• [EXERCISE TASK] The entries below should be transcribed in their entirety, exactly as written.

• [RECORDS FOR PROCESSING]
──────────────────────────────
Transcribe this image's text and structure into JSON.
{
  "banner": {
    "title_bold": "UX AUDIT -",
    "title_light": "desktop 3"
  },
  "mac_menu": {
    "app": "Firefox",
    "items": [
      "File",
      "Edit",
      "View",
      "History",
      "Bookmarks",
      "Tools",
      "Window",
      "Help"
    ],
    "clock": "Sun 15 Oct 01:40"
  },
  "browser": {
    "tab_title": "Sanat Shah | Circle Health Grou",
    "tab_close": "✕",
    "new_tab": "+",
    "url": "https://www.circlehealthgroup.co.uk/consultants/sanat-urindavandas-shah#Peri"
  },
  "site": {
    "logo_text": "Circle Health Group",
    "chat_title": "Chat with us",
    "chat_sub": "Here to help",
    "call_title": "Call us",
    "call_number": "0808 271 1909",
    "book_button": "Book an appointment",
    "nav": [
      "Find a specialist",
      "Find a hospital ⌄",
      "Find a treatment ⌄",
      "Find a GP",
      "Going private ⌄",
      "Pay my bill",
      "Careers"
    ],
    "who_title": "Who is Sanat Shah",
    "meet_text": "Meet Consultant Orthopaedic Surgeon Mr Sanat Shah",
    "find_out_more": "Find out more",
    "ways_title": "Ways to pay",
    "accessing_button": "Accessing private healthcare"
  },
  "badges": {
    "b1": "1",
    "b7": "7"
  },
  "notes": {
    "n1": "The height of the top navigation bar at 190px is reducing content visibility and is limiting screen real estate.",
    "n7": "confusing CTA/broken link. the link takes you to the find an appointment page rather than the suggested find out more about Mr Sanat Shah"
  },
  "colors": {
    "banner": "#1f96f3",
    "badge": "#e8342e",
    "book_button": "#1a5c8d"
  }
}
──────────────────────────────
• [EXPECTED ANSWER]
Transcribe this image's text and structure into JSON.
{
  "banner": {
    "title_bold": "UX AUDIT -",
    "title_light": "desktop 3"
  },
  "mac_menu": {
    "app": "Firefox",
    "items": [
      "File",
      "Edit",
      "View",
      "History",
      "Bookmarks",
      "Tools",
      "Window",
      "Help"
    ],
    "clock": "Sun 15 Oct 01:40"
  },
  "browser": {
    "tab_title": "Sanat Shah | Circle Health Grou",
    "tab_close": "✕",
    "new_tab": "+",
    "url": "https://www.circlehealthgroup.co.uk/consultants/sanat-urindavandas-shah#Peri"
  },
  "site": {
    "logo_text": "Circle Health Group",
    "chat_title": "Chat with us",
    "chat_sub": "Here to help",
    "call_title": "Call us",
    "call_number": "0808 271 1909",
    "book_button": "Book an appointment",
    "nav": [
      "Find a specialist",
      "Find a hospital ⌄",
      "Find a treatment ⌄",
      "Find a GP",
      "Going private ⌄",
      "Pay my bill",
      "Careers"
    ],
    "who_title": "Who is Sanat Shah",
    "meet_text": "Meet Consultant Orthopaedic Surgeon Mr Sanat Shah",
    "find_out_more": "Find out more",
    "ways_title": "Ways to pay",
    "accessing_button": "Accessing private healthcare"
  },
  "badges": {
    "b1": "1",
    "b7": "7"
  },
  "notes": {
    "n1": "The height of the top navigation bar at 190px is reducing content visibility and is limiting screen real estate.",
    "n7": "confusing CTA/broken link. the link takes you to the find an appointment page rather than the suggested find out more about Mr Sanat Shah"
  },
  "colors": {
    "banner": "#1f96f3",
    "badge": "#e8342e",
    "book_button": "#1a5c8d"
  }
}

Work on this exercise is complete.